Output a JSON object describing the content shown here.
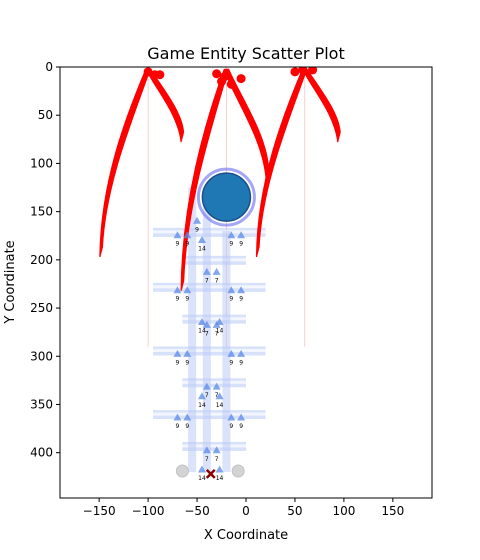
{
  "chart_data": {
    "type": "scatter",
    "title": "Game Entity Scatter Plot",
    "xlabel": "X Coordinate",
    "ylabel": "Y Coordinate",
    "xlim": [
      -190,
      190
    ],
    "ylim": [
      447,
      0
    ],
    "y_inverted": true,
    "xticks": [
      -150,
      -100,
      -50,
      0,
      50,
      100,
      150
    ],
    "yticks": [
      0,
      50,
      100,
      150,
      200,
      250,
      300,
      350,
      400
    ],
    "grid": false,
    "legend": "none",
    "colors": {
      "boss": "#1f77b4",
      "boss_ring": "#6a6af0",
      "tentacle": "#ff0000",
      "player_bullet": "#5b8ae6",
      "grid_highlight": "#b8c8f5",
      "spawn_marker": "#cccccc",
      "player": "#8b0000"
    },
    "boss": {
      "x": -20,
      "y": 135
    },
    "tentacle_bases": [
      {
        "x": -100,
        "y": 5
      },
      {
        "x": -20,
        "y": 5
      },
      {
        "x": 60,
        "y": 5
      }
    ],
    "tentacle_dots": [
      {
        "x": -100,
        "y": 5
      },
      {
        "x": -93,
        "y": 8
      },
      {
        "x": -88,
        "y": 8
      },
      {
        "x": -30,
        "y": 7
      },
      {
        "x": -22,
        "y": 10
      },
      {
        "x": -15,
        "y": 18
      },
      {
        "x": -5,
        "y": 12
      },
      {
        "x": -25,
        "y": 15
      },
      {
        "x": 50,
        "y": 5
      },
      {
        "x": 58,
        "y": 3
      },
      {
        "x": 68,
        "y": 3
      }
    ],
    "tentacle_arms": [
      {
        "base_x": -100,
        "side": "left",
        "tip": [
          -148,
          197
        ]
      },
      {
        "base_x": -100,
        "side": "right",
        "tip": [
          -65,
          78
        ]
      },
      {
        "base_x": -20,
        "side": "left",
        "tip": [
          -65,
          232
        ]
      },
      {
        "base_x": -20,
        "side": "right",
        "tip": [
          22,
          118
        ]
      },
      {
        "base_x": 60,
        "side": "left",
        "tip": [
          12,
          197
        ]
      },
      {
        "base_x": 60,
        "side": "right",
        "tip": [
          95,
          78
        ]
      }
    ],
    "grid_cells": [
      {
        "x": -50,
        "y": 160,
        "label": "9"
      },
      {
        "x": -70,
        "y": 175,
        "label": "9"
      },
      {
        "x": -60,
        "y": 175,
        "label": "9"
      },
      {
        "x": -15,
        "y": 175,
        "label": "9"
      },
      {
        "x": -5,
        "y": 175,
        "label": "9"
      },
      {
        "x": -45,
        "y": 180,
        "label": "14"
      },
      {
        "x": -40,
        "y": 213,
        "label": "7"
      },
      {
        "x": -30,
        "y": 213,
        "label": "7"
      },
      {
        "x": -70,
        "y": 232,
        "label": "9"
      },
      {
        "x": -60,
        "y": 232,
        "label": "9"
      },
      {
        "x": -15,
        "y": 232,
        "label": "9"
      },
      {
        "x": -5,
        "y": 232,
        "label": "9"
      },
      {
        "x": -45,
        "y": 265,
        "label": "14"
      },
      {
        "x": -27,
        "y": 265,
        "label": "14"
      },
      {
        "x": -40,
        "y": 268,
        "label": "7"
      },
      {
        "x": -30,
        "y": 268,
        "label": "7"
      },
      {
        "x": -70,
        "y": 298,
        "label": "9"
      },
      {
        "x": -60,
        "y": 298,
        "label": "9"
      },
      {
        "x": -15,
        "y": 298,
        "label": "9"
      },
      {
        "x": -5,
        "y": 298,
        "label": "9"
      },
      {
        "x": -40,
        "y": 332,
        "label": "7"
      },
      {
        "x": -30,
        "y": 332,
        "label": "7"
      },
      {
        "x": -45,
        "y": 342,
        "label": "14"
      },
      {
        "x": -27,
        "y": 342,
        "label": "14"
      },
      {
        "x": -70,
        "y": 364,
        "label": "9"
      },
      {
        "x": -60,
        "y": 364,
        "label": "9"
      },
      {
        "x": -15,
        "y": 364,
        "label": "9"
      },
      {
        "x": -5,
        "y": 364,
        "label": "9"
      },
      {
        "x": -40,
        "y": 398,
        "label": "7"
      },
      {
        "x": -30,
        "y": 398,
        "label": "7"
      },
      {
        "x": -45,
        "y": 418,
        "label": "14"
      },
      {
        "x": -27,
        "y": 418,
        "label": "14"
      }
    ],
    "grid_rows": [
      {
        "y": 171,
        "x0": -95,
        "x1": 20
      },
      {
        "y": 200,
        "x0": -65,
        "x1": 0
      },
      {
        "y": 228,
        "x0": -95,
        "x1": 20
      },
      {
        "y": 261,
        "x0": -65,
        "x1": 0
      },
      {
        "y": 294,
        "x0": -95,
        "x1": 20
      },
      {
        "y": 327,
        "x0": -65,
        "x1": 0
      },
      {
        "y": 360,
        "x0": -95,
        "x1": 20
      },
      {
        "y": 393,
        "x0": -65,
        "x1": 0
      }
    ],
    "grid_cols": [
      {
        "x": -55,
        "y0": 125,
        "y1": 420
      },
      {
        "x": -40,
        "y0": 125,
        "y1": 420
      },
      {
        "x": -20,
        "y0": 170,
        "y1": 420
      }
    ],
    "spawn_markers": [
      {
        "x": -65,
        "y": 419
      },
      {
        "x": -8,
        "y": 419
      }
    ],
    "player": {
      "x": -36,
      "y": 422
    },
    "vertical_guides": [
      -100,
      -20,
      60
    ]
  }
}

——

◆ **The exercise**:
Write out all the entries word for word, but skip any images.

◆ **Task output**:
Output a JSON object describing the content shown here.
{
  "chart_data": {
    "type": "scatter",
    "title": "Game Entity Scatter Plot",
    "xlabel": "X Coordinate",
    "ylabel": "Y Coordinate",
    "xlim": [
      -190,
      190
    ],
    "ylim": [
      447,
      0
    ],
    "y_inverted": true,
    "xticks": [
      -150,
      -100,
      -50,
      0,
      50,
      100,
      150
    ],
    "yticks": [
      0,
      50,
      100,
      150,
      200,
      250,
      300,
      350,
      400
    ],
    "grid": false,
    "legend": "none",
    "colors": {
      "boss": "#1f77b4",
      "boss_ring": "#6a6af0",
      "tentacle": "#ff0000",
      "player_bullet": "#5b8ae6",
      "grid_highlight": "#b8c8f5",
      "spawn_marker": "#cccccc",
      "player": "#8b0000"
    },
    "boss": {
      "x": -20,
      "y": 135
    },
    "tentacle_bases": [
      {
        "x": -100,
        "y": 5
      },
      {
        "x": -20,
        "y": 5
      },
      {
        "x": 60,
        "y": 5
      }
    ],
    "tentacle_dots": [
      {
        "x": -100,
        "y": 5
      },
      {
        "x": -93,
        "y": 8
      },
      {
        "x": -88,
        "y": 8
      },
      {
        "x": -30,
        "y": 7
      },
      {
        "x": -22,
        "y": 10
      },
      {
        "x": -15,
        "y": 18
      },
      {
        "x": -5,
        "y": 12
      },
      {
        "x": -25,
        "y": 15
      },
      {
        "x": 50,
        "y": 5
      },
      {
        "x": 58,
        "y": 3
      },
      {
        "x": 68,
        "y": 3
      }
    ],
    "tentacle_arms": [
      {
        "base_x": -100,
        "side": "left",
        "tip": [
          -148,
          197
        ]
      },
      {
        "base_x": -100,
        "side": "right",
        "tip": [
          -65,
          78
        ]
      },
      {
        "base_x": -20,
        "side": "left",
        "tip": [
          -65,
          232
        ]
      },
      {
        "base_x": -20,
        "side": "right",
        "tip": [
          22,
          118
        ]
      },
      {
        "base_x": 60,
        "side": "left",
        "tip": [
          12,
          197
        ]
      },
      {
        "base_x": 60,
        "side": "right",
        "tip": [
          95,
          78
        ]
      }
    ],
    "grid_cells": [
      {
        "x": -50,
        "y": 160,
        "label": "9"
      },
      {
        "x": -70,
        "y": 175,
        "label": "9"
      },
      {
        "x": -60,
        "y": 175,
        "label": "9"
      },
      {
        "x": -15,
        "y": 175,
        "label": "9"
      },
      {
        "x": -5,
        "y": 175,
        "label": "9"
      },
      {
        "x": -45,
        "y": 180,
        "label": "14"
      },
      {
        "x": -40,
        "y": 213,
        "label": "7"
      },
      {
        "x": -30,
        "y": 213,
        "label": "7"
      },
      {
        "x": -70,
        "y": 232,
        "label": "9"
      },
      {
        "x": -60,
        "y": 232,
        "label": "9"
      },
      {
        "x": -15,
        "y": 232,
        "label": "9"
      },
      {
        "x": -5,
        "y": 232,
        "label": "9"
      },
      {
        "x": -45,
        "y": 265,
        "label": "14"
      },
      {
        "x": -27,
        "y": 265,
        "label": "14"
      },
      {
        "x": -40,
        "y": 268,
        "label": "7"
      },
      {
        "x": -30,
        "y": 268,
        "label": "7"
      },
      {
        "x": -70,
        "y": 298,
        "label": "9"
      },
      {
        "x": -60,
        "y": 298,
        "label": "9"
      },
      {
        "x": -15,
        "y": 298,
        "label": "9"
      },
      {
        "x": -5,
        "y": 298,
        "label": "9"
      },
      {
        "x": -40,
        "y": 332,
        "label": "7"
      },
      {
        "x": -30,
        "y": 332,
        "label": "7"
      },
      {
        "x": -45,
        "y": 342,
        "label": "14"
      },
      {
        "x": -27,
        "y": 342,
        "label": "14"
      },
      {
        "x": -70,
        "y": 364,
        "label": "9"
      },
      {
        "x": -60,
        "y": 364,
        "label": "9"
      },
      {
        "x": -15,
        "y": 364,
        "label": "9"
      },
      {
        "x": -5,
        "y": 364,
        "label": "9"
      },
      {
        "x": -40,
        "y": 398,
        "label": "7"
      },
      {
        "x": -30,
        "y": 398,
        "label": "7"
      },
      {
        "x": -45,
        "y": 418,
        "label": "14"
      },
      {
        "x": -27,
        "y": 418,
        "label": "14"
      }
    ],
    "grid_rows": [
      {
        "y": 171,
        "x0": -95,
        "x1": 20
      },
      {
        "y": 200,
        "x0": -65,
        "x1": 0
      },
      {
        "y": 228,
        "x0": -95,
        "x1": 20
      },
      {
        "y": 261,
        "x0": -65,
        "x1": 0
      },
      {
        "y": 294,
        "x0": -95,
        "x1": 20
      },
      {
        "y": 327,
        "x0": -65,
        "x1": 0
      },
      {
        "y": 360,
        "x0": -95,
        "x1": 20
      },
      {
        "y": 393,
        "x0": -65,
        "x1": 0
      }
    ],
    "grid_cols": [
      {
        "x": -55,
        "y0": 125,
        "y1": 420
      },
      {
        "x": -40,
        "y0": 125,
        "y1": 420
      },
      {
        "x": -20,
        "y0": 170,
        "y1": 420
      }
    ],
    "spawn_markers": [
      {
        "x": -65,
        "y": 419
      },
      {
        "x": -8,
        "y": 419
      }
    ],
    "player": {
      "x": -36,
      "y": 422
    },
    "vertical_guides": [
      -100,
      -20,
      60
    ]
  }
}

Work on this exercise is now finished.